[Collected data entries]

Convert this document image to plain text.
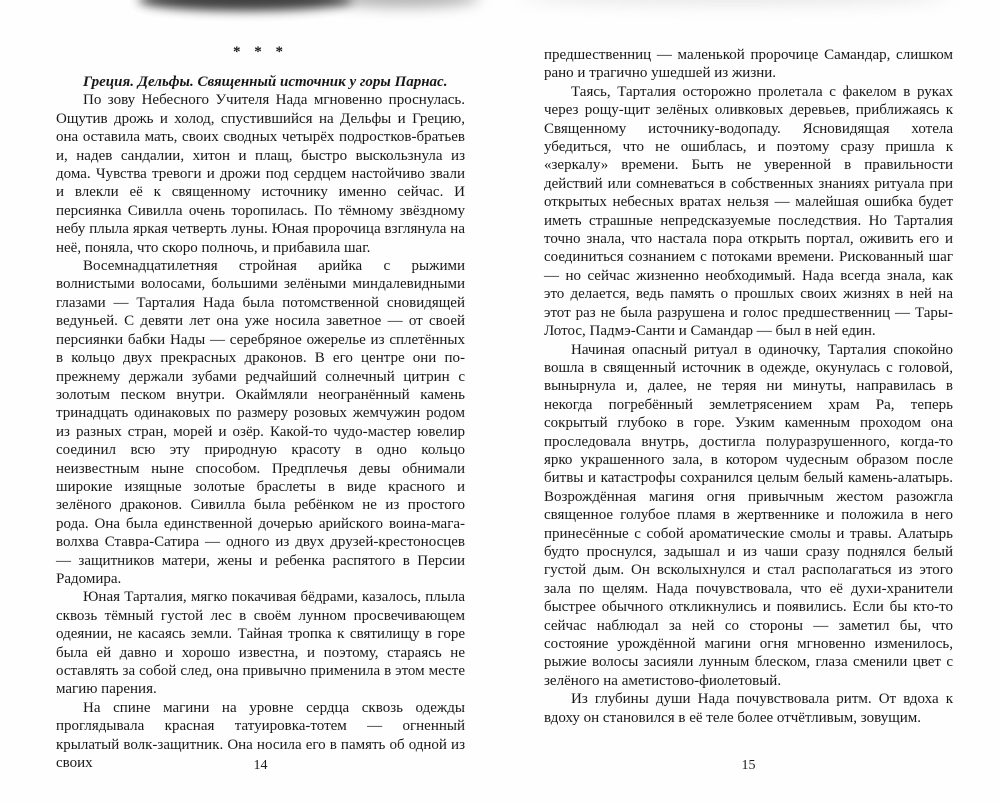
* * *
Греция. Дельфы. Священный источник у горы Парнас.

По зову Небесного Учителя Нада мгновенно проснулась. Ощутив дрожь и холод, спустившийся на Дельфы и Грецию, она оставила мать, своих сводных четырёх подростков-братьев и, надев сандалии, хитон и плащ, быстро выскользнула из дома. Чувства тревоги и дрожи под сердцем настойчиво звали и влекли её к священному источнику именно сейчас. И персиянка Сивилла очень торопилась. По тёмному звёздному небу плыла яркая четверть луны. Юная пророчица взглянула на неё, поняла, что скоро полночь, и прибавила шаг.

Восемнадцатилетняя стройная арийка с рыжими волнистыми волосами, большими зелёными миндалевидными глазами — Тарталия Нада была потомственной сновидящей ведуньей. С девяти лет она уже носила заветное — от своей персиянки бабки Нады — серебряное ожерелье из сплетённых в кольцо двух прекрасных драконов. В его центре они по-прежнему держали зубами редчайший солнечный цитрин с золотым песком внутри. Окаймляли неогранённый камень тринадцать одинаковых по размеру розовых жемчужин родом из разных стран, морей и озёр. Какой-то чудо-мастер ювелир соединил всю эту природную красоту в одно кольцо неизвестным ныне способом. Предплечья девы обнимали широкие изящные золотые браслеты в виде красного и зелёного драконов. Сивилла была ребёнком не из простого рода. Она была единственной дочерью арийского воина-мага-волхва Ставра-Сатира — одного из двух друзей-крестоносцев — защитников матери, жены и ребенка распятого в Персии Радомира.

Юная Тарталия, мягко покачивая бёдрами, казалось, плыла сквозь тёмный густой лес в своём лунном просвечивающем одеянии, не касаясь земли. Тайная тропка к святилищу в горе была ей давно и хорошо известна, и поэтому, стараясь не оставлять за собой след, она привычно применила в этом месте магию парения.

На спине магини на уровне сердца сквозь одежды проглядывала красная татуировка-тотем — огненный крылатый волк-защитник. Она носила его в память об одной из своих

предшественниц — маленькой пророчице Самандар, слишком рано и трагично ушедшей из жизни.

Таясь, Тарталия осторожно пролетала с факелом в руках через рощу-щит зелёных оливковых деревьев, приближаясь к Священному источнику-водопаду. Ясновидящая хотела убедиться, что не ошиблась, и поэтому сразу пришла к «зеркалу» времени. Быть не уверенной в правильности действий или сомневаться в собственных знаниях ритуала при открытых небесных вратах нельзя — малейшая ошибка будет иметь страшные непредсказуемые последствия. Но Тарталия точно знала, что настала пора открыть портал, оживить его и соединиться сознанием с потоками времени. Рискованный шаг — но сейчас жизненно необходимый. Нада всегда знала, как это делается, ведь память о прошлых своих жизнях в ней на этот раз не была разрушена и голос предшественниц — Тары-Лотос, Падмэ-Санти и Самандар — был в ней един.

Начиная опасный ритуал в одиночку, Тарталия спокойно вошла в священный источник в одежде, окунулась с головой, вынырнула и, далее, не теряя ни минуты, направилась в некогда погребённый землетрясением храм Ра, теперь сокрытый глубоко в горе. Узким каменным проходом она проследовала внутрь, достигла полуразрушенного, когда-то ярко украшенного зала, в котором чудесным образом после битвы и катастрофы сохранился целым белый камень-алатырь. Возрождённая магиня огня привычным жестом разожгла священное голубое пламя в жертвеннике и положила в него принесённые с собой ароматические смолы и травы. Алатырь будто проснулся, задышал и из чаши сразу поднялся белый густой дым. Он всколыхнулся и стал располагаться из этого зала по щелям. Нада почувствовала, что её духи-хранители быстрее обычного откликнулись и появились. Если бы кто-то сейчас наблюдал за ней со стороны — заметил бы, что состояние урождённой магини огня мгновенно изменилось, рыжие волосы засияли лунным блеском, глаза сменили цвет с зелёного на аметистово-фиолетовый.

Из глубины души Нада почувствовала ритм. От вдоха к вдоху он становился в её теле более отчётливым, зовущим.

14	15
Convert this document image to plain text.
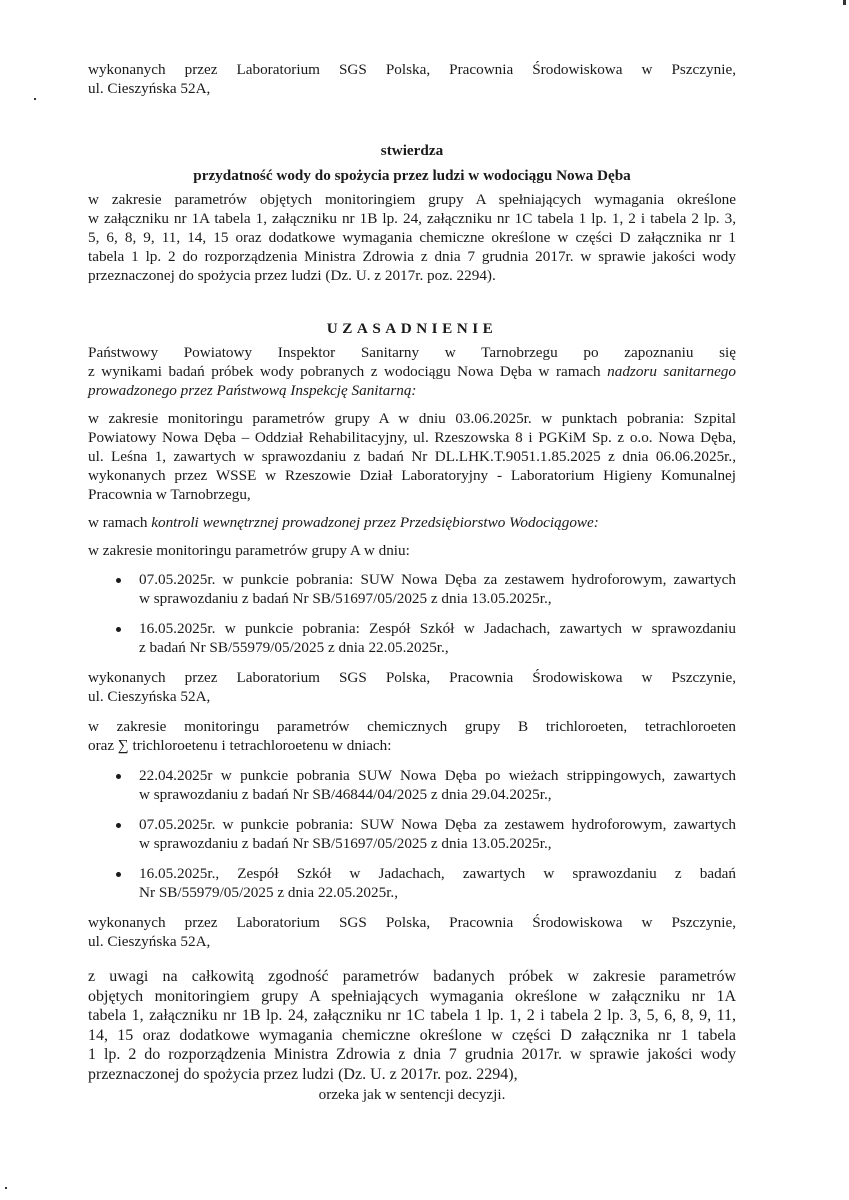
wykonanych przez Laboratorium SGS Polska, Pracownia Środowiskowa w Pszczynie,

ul. Cieszyńska 52A,

stwierdza

przydatność wody do spożycia przez ludzi w wodociągu Nowa Dęba

w zakresie parametrów objętych monitoringiem grupy A spełniających wymagania określone

w załączniku nr 1A tabela 1, załączniku nr 1B lp. 24, załączniku nr 1C tabela 1 lp. 1, 2 i tabela 2 lp. 3,

5, 6, 8, 9, 11, 14, 15 oraz dodatkowe wymagania chemiczne określone w części D załącznika nr 1

tabela 1 lp. 2 do rozporządzenia Ministra Zdrowia z dnia 7 grudnia 2017r. w sprawie jakości wody

przeznaczonej do spożycia przez ludzi (Dz. U. z 2017r. poz. 2294).

UZASADNIENIE

Państwowy Powiatowy Inspektor Sanitarny w Tarnobrzegu po zapoznaniu się

z wynikami badań próbek wody pobranych z wodociągu Nowa Dęba w ramach nadzoru sanitarnego

prowadzonego przez Państwową Inspekcję Sanitarną:

w zakresie monitoringu parametrów grupy A w dniu 03.06.2025r. w punktach pobrania: Szpital

Powiatowy Nowa Dęba – Oddział Rehabilitacyjny, ul. Rzeszowska 8 i PGKiM Sp. z o.o. Nowa Dęba,

ul. Leśna 1, zawartych w sprawozdaniu z badań Nr DL.LHK.T.9051.1.85.2025 z dnia 06.06.2025r.,

wykonanych przez WSSE w Rzeszowie Dział Laboratoryjny - Laboratorium Higieny Komunalnej

Pracownia w Tarnobrzegu,

w ramach kontroli wewnętrznej prowadzonej przez Przedsiębiorstwo Wodociągowe:

w zakresie monitoringu parametrów grupy A w dniu:

07.05.2025r. w punkcie pobrania: SUW Nowa Dęba za zestawem hydroforowym, zawartych

w sprawozdaniu z badań Nr SB/51697/05/2025 z dnia 13.05.2025r.,

16.05.2025r. w punkcie pobrania: Zespół Szkół w Jadachach, zawartych w sprawozdaniu

z badań Nr SB/55979/05/2025 z dnia 22.05.2025r.,

wykonanych przez Laboratorium SGS Polska, Pracownia Środowiskowa w Pszczynie,

ul. Cieszyńska 52A,

w zakresie monitoringu parametrów chemicznych grupy B trichloroeten, tetrachloroeten

oraz ∑ trichloroetenu i tetrachloroetenu w dniach:

22.04.2025r w punkcie pobrania SUW Nowa Dęba po wieżach strippingowych, zawartych

w sprawozdaniu z badań Nr SB/46844/04/2025 z dnia 29.04.2025r.,

07.05.2025r. w punkcie pobrania: SUW Nowa Dęba za zestawem hydroforowym, zawartych

w sprawozdaniu z badań Nr SB/51697/05/2025 z dnia 13.05.2025r.,

16.05.2025r., Zespół Szkół w Jadachach, zawartych w sprawozdaniu z badań

Nr SB/55979/05/2025 z dnia 22.05.2025r.,

wykonanych przez Laboratorium SGS Polska, Pracownia Środowiskowa w Pszczynie,

ul. Cieszyńska 52A,

z uwagi na całkowitą zgodność parametrów badanych próbek w zakresie parametrów

objętych monitoringiem grupy A spełniających wymagania określone w załączniku nr 1A

tabela 1, załączniku nr 1B lp. 24, załączniku nr 1C tabela 1 lp. 1, 2 i tabela 2 lp. 3, 5, 6, 8, 9, 11,

14, 15 oraz dodatkowe wymagania chemiczne określone w części D załącznika nr 1 tabela

1 lp. 2 do rozporządzenia Ministra Zdrowia z dnia 7 grudnia 2017r. w sprawie jakości wody

przeznaczonej do spożycia przez ludzi (Dz. U. z 2017r. poz. 2294),

orzeka jak w sentencji decyzji.
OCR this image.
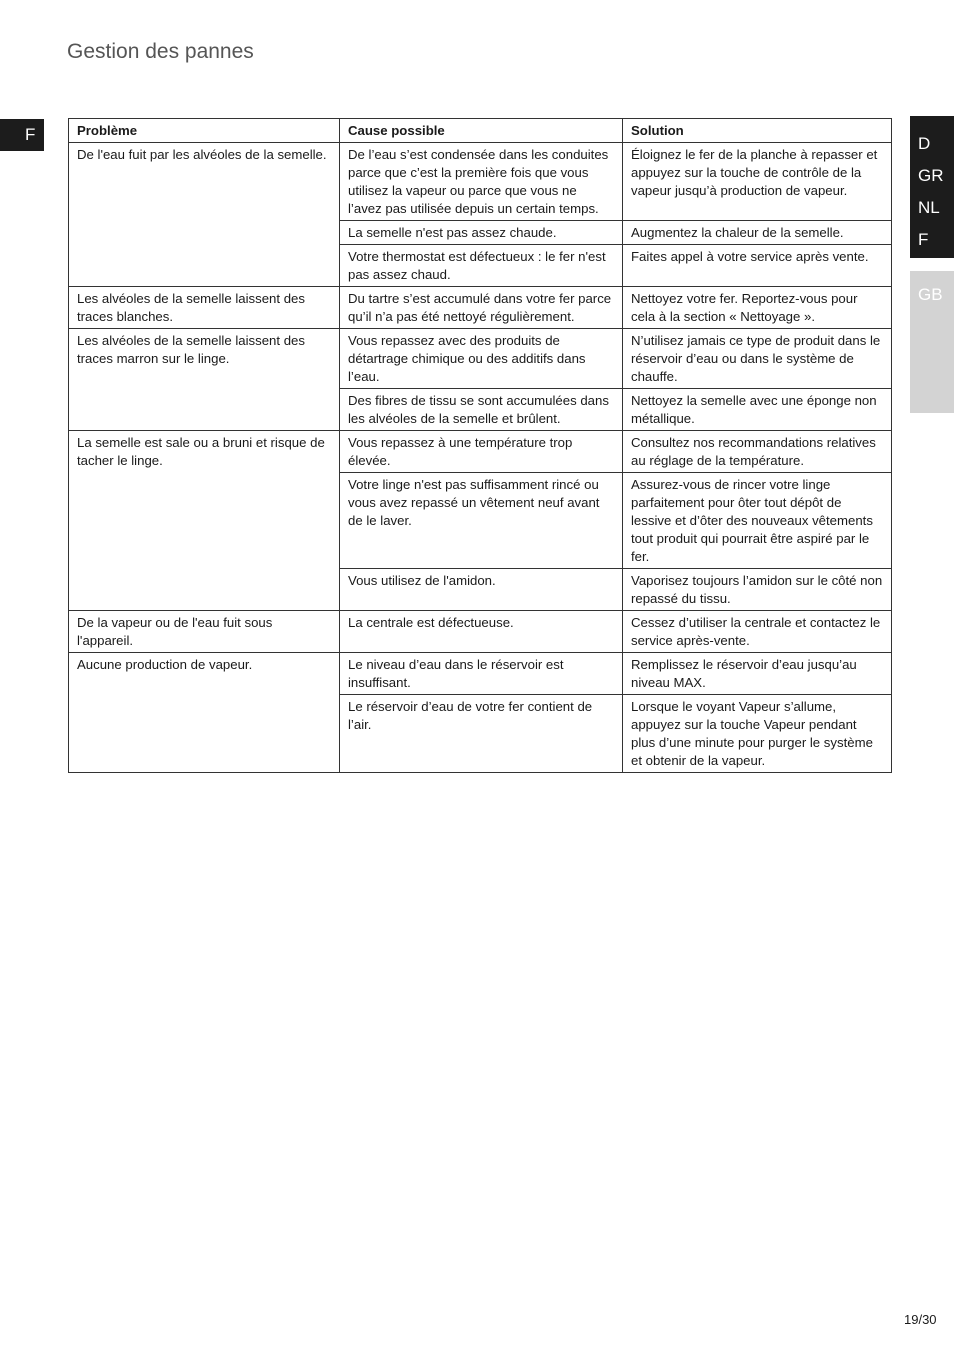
Gestion des pannes
F	D
GR
NL
F
GB
Problème	Cause possible	Solution
De l'eau fuit par les alvéoles de la semelle.	De l’eau s’est condensée dans les conduites parce que c’est la première fois que vous utilisez la vapeur ou parce que vous ne l’avez pas utilisée depuis un certain temps.	Éloignez le fer de la planche à repasser et appuyez sur la touche de contrôle de la vapeur jusqu’à production de vapeur.
	La semelle n'est pas assez chaude.	Augmentez la chaleur de la semelle.
	Votre thermostat est défectueux : le fer n'est pas assez chaud.	Faites appel à votre service après vente.
Les alvéoles de la semelle laissent des traces blanches.	Du tartre s’est accumulé dans votre fer parce qu’il n’a pas été nettoyé régulièrement.	Nettoyez votre fer. Reportez-vous pour cela à la section « Nettoyage ».
Les alvéoles de la semelle laissent des traces marron sur le linge.	Vous repassez avec des produits de détartrage chimique ou des additifs dans l’eau.	N’utilisez jamais ce type de produit dans le réservoir d’eau ou dans le système de chauffe.
	Des fibres de tissu se sont accumulées dans les alvéoles de la semelle et brûlent.	Nettoyez la semelle avec une éponge non métallique.
La semelle est sale ou a bruni et risque de tacher le linge.	Vous repassez à une température trop élevée.	Consultez nos recommandations relatives au réglage de la température.
	Votre linge n'est pas suffisamment rincé ou vous avez repassé un vêtement neuf avant de le laver.	Assurez-vous de rincer votre linge parfaitement pour ôter tout dépôt de lessive et d’ôter des nouveaux vêtements tout produit qui pourrait être aspiré par le fer.
	Vous utilisez de l'amidon.	Vaporisez toujours l’amidon sur le côté non repassé du tissu.
De la vapeur ou de l'eau fuit sous l'appareil.	La centrale est défectueuse.	Cessez d’utiliser la centrale et contactez le service après-vente.
Aucune production de vapeur.	Le niveau d’eau dans le réservoir est insuffisant.	Remplissez le réservoir d’eau jusqu’au niveau MAX.
	Le réservoir d’eau de votre fer contient de l’air.	Lorsque le voyant Vapeur s’allume, appuyez sur la touche Vapeur pendant plus d’une minute pour purger le système et obtenir de la vapeur.
19/30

● **STATED PROBLEM**
Gather each line from the listing above that holds "плыла".

● **ANSWER TO THIS PROBLEM**
По зову Небесного Учителя Нада мгновенно проснулась. Ощутив дрожь и холод, спустившийся на Дельфы и Грецию, она оставила мать, своих сводных четырёх подростков-братьев и, надев сандалии, хитон и плащ, быстро выскользнула из дома. Чувства тревоги и дрожи под сердцем настойчиво звали и влекли её к священному источнику именно сейчас. И персиянка Сивилла очень торопилась. По тёмному звёздному небу плыла яркая четверть луны. Юная пророчица взглянула на неё, поняла, что скоро полночь, и прибавила шаг.
Юная Тарталия, мягко покачивая бёдрами, казалось, плыла сквозь тёмный густой лес в своём лунном просвечивающем одеянии, не касаясь земли. Тайная тропка к святилищу в горе была ей давно и хорошо известна, и поэтому, стараясь не оставлять за собой след, она привычно применила в этом месте магию парения.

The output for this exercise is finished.